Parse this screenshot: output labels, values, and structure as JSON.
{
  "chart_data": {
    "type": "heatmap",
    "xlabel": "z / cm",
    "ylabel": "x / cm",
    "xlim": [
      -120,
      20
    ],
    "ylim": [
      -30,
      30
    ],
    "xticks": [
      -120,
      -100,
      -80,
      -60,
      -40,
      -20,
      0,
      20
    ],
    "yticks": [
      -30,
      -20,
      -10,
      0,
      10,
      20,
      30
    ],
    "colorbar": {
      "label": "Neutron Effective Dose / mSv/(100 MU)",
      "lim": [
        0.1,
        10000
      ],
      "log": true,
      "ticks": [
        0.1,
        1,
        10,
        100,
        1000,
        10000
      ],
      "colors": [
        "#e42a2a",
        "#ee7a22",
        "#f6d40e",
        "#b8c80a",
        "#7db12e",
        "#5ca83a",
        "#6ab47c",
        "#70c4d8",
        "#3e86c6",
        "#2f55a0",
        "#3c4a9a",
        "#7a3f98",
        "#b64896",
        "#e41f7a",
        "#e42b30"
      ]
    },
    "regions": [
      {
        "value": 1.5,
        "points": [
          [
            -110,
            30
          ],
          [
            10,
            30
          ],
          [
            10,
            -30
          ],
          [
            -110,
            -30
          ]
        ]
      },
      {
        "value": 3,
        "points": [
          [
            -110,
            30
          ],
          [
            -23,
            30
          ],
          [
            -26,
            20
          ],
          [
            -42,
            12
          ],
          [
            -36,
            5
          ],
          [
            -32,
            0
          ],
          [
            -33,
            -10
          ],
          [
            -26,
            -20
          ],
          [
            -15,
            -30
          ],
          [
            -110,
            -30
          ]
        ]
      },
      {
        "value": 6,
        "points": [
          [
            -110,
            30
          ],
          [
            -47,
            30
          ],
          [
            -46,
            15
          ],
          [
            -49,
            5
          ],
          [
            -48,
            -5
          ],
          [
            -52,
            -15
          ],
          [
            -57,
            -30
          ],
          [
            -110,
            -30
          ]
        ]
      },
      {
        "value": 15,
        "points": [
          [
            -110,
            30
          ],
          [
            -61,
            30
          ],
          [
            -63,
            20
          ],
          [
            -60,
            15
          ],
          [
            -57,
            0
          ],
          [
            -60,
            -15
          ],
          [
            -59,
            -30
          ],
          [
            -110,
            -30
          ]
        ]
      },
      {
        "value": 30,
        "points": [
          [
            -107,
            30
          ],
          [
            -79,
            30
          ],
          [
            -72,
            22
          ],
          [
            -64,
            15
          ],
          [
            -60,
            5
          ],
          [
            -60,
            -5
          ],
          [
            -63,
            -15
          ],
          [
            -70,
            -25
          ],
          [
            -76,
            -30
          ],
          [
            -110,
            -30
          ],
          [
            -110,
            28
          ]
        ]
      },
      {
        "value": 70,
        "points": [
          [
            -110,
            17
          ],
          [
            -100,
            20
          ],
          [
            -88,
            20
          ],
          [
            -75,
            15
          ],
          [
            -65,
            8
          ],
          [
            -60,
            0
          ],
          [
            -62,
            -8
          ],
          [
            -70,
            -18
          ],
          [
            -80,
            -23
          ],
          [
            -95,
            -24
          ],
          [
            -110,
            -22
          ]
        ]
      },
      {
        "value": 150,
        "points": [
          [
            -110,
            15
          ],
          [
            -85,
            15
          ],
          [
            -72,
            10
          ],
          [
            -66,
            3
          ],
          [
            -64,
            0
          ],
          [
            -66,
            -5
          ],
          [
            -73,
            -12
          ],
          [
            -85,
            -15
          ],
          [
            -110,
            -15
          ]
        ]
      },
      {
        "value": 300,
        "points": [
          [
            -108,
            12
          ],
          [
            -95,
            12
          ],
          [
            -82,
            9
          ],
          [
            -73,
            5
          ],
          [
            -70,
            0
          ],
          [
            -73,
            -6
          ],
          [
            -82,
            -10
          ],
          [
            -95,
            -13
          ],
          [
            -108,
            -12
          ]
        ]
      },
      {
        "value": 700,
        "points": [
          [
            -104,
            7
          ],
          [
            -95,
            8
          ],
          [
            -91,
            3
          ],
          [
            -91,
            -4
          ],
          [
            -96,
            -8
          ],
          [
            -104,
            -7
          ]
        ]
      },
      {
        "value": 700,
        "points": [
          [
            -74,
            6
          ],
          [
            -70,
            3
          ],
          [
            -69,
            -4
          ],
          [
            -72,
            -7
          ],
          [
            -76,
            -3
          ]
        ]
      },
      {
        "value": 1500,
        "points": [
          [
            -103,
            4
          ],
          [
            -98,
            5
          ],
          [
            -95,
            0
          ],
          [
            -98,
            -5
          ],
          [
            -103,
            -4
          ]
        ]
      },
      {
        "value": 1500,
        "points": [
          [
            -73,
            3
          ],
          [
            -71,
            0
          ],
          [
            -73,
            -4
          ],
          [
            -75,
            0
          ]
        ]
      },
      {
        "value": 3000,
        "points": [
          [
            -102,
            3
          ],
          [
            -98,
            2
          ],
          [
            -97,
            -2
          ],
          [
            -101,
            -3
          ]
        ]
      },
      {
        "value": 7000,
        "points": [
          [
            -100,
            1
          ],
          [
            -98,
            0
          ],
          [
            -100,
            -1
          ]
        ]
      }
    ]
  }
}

####

→ **THE EXERCISE**
Exact output of every entry is required.

→ **RESPONSE**
Parse this screenshot: output labels, values, and structure as JSON.
{
  "chart_data": {
    "type": "heatmap",
    "xlabel": "z / cm",
    "ylabel": "x / cm",
    "xlim": [
      -120,
      20
    ],
    "ylim": [
      -30,
      30
    ],
    "xticks": [
      -120,
      -100,
      -80,
      -60,
      -40,
      -20,
      0,
      20
    ],
    "yticks": [
      -30,
      -20,
      -10,
      0,
      10,
      20,
      30
    ],
    "colorbar": {
      "label": "Neutron Effective Dose / mSv/(100 MU)",
      "lim": [
        0.1,
        10000
      ],
      "log": true,
      "ticks": [
        0.1,
        1,
        10,
        100,
        1000,
        10000
      ],
      "colors": [
        "#e42a2a",
        "#ee7a22",
        "#f6d40e",
        "#b8c80a",
        "#7db12e",
        "#5ca83a",
        "#6ab47c",
        "#70c4d8",
        "#3e86c6",
        "#2f55a0",
        "#3c4a9a",
        "#7a3f98",
        "#b64896",
        "#e41f7a",
        "#e42b30"
      ]
    },
    "regions": [
      {
        "value": 1.5,
        "points": [
          [
            -110,
            30
          ],
          [
            10,
            30
          ],
          [
            10,
            -30
          ],
          [
            -110,
            -30
          ]
        ]
      },
      {
        "value": 3,
        "points": [
          [
            -110,
            30
          ],
          [
            -23,
            30
          ],
          [
            -26,
            20
          ],
          [
            -42,
            12
          ],
          [
            -36,
            5
          ],
          [
            -32,
            0
          ],
          [
            -33,
            -10
          ],
          [
            -26,
            -20
          ],
          [
            -15,
            -30
          ],
          [
            -110,
            -30
          ]
        ]
      },
      {
        "value": 6,
        "points": [
          [
            -110,
            30
          ],
          [
            -47,
            30
          ],
          [
            -46,
            15
          ],
          [
            -49,
            5
          ],
          [
            -48,
            -5
          ],
          [
            -52,
            -15
          ],
          [
            -57,
            -30
          ],
          [
            -110,
            -30
          ]
        ]
      },
      {
        "value": 15,
        "points": [
          [
            -110,
            30
          ],
          [
            -61,
            30
          ],
          [
            -63,
            20
          ],
          [
            -60,
            15
          ],
          [
            -57,
            0
          ],
          [
            -60,
            -15
          ],
          [
            -59,
            -30
          ],
          [
            -110,
            -30
          ]
        ]
      },
      {
        "value": 30,
        "points": [
          [
            -107,
            30
          ],
          [
            -79,
            30
          ],
          [
            -72,
            22
          ],
          [
            -64,
            15
          ],
          [
            -60,
            5
          ],
          [
            -60,
            -5
          ],
          [
            -63,
            -15
          ],
          [
            -70,
            -25
          ],
          [
            -76,
            -30
          ],
          [
            -110,
            -30
          ],
          [
            -110,
            28
          ]
        ]
      },
      {
        "value": 70,
        "points": [
          [
            -110,
            17
          ],
          [
            -100,
            20
          ],
          [
            -88,
            20
          ],
          [
            -75,
            15
          ],
          [
            -65,
            8
          ],
          [
            -60,
            0
          ],
          [
            -62,
            -8
          ],
          [
            -70,
            -18
          ],
          [
            -80,
            -23
          ],
          [
            -95,
            -24
          ],
          [
            -110,
            -22
          ]
        ]
      },
      {
        "value": 150,
        "points": [
          [
            -110,
            15
          ],
          [
            -85,
            15
          ],
          [
            -72,
            10
          ],
          [
            -66,
            3
          ],
          [
            -64,
            0
          ],
          [
            -66,
            -5
          ],
          [
            -73,
            -12
          ],
          [
            -85,
            -15
          ],
          [
            -110,
            -15
          ]
        ]
      },
      {
        "value": 300,
        "points": [
          [
            -108,
            12
          ],
          [
            -95,
            12
          ],
          [
            -82,
            9
          ],
          [
            -73,
            5
          ],
          [
            -70,
            0
          ],
          [
            -73,
            -6
          ],
          [
            -82,
            -10
          ],
          [
            -95,
            -13
          ],
          [
            -108,
            -12
          ]
        ]
      },
      {
        "value": 700,
        "points": [
          [
            -104,
            7
          ],
          [
            -95,
            8
          ],
          [
            -91,
            3
          ],
          [
            -91,
            -4
          ],
          [
            -96,
            -8
          ],
          [
            -104,
            -7
          ]
        ]
      },
      {
        "value": 700,
        "points": [
          [
            -74,
            6
          ],
          [
            -70,
            3
          ],
          [
            -69,
            -4
          ],
          [
            -72,
            -7
          ],
          [
            -76,
            -3
          ]
        ]
      },
      {
        "value": 1500,
        "points": [
          [
            -103,
            4
          ],
          [
            -98,
            5
          ],
          [
            -95,
            0
          ],
          [
            -98,
            -5
          ],
          [
            -103,
            -4
          ]
        ]
      },
      {
        "value": 1500,
        "points": [
          [
            -73,
            3
          ],
          [
            -71,
            0
          ],
          [
            -73,
            -4
          ],
          [
            -75,
            0
          ]
        ]
      },
      {
        "value": 3000,
        "points": [
          [
            -102,
            3
          ],
          [
            -98,
            2
          ],
          [
            -97,
            -2
          ],
          [
            -101,
            -3
          ]
        ]
      },
      {
        "value": 7000,
        "points": [
          [
            -100,
            1
          ],
          [
            -98,
            0
          ],
          [
            -100,
            -1
          ]
        ]
      }
    ]
  }
}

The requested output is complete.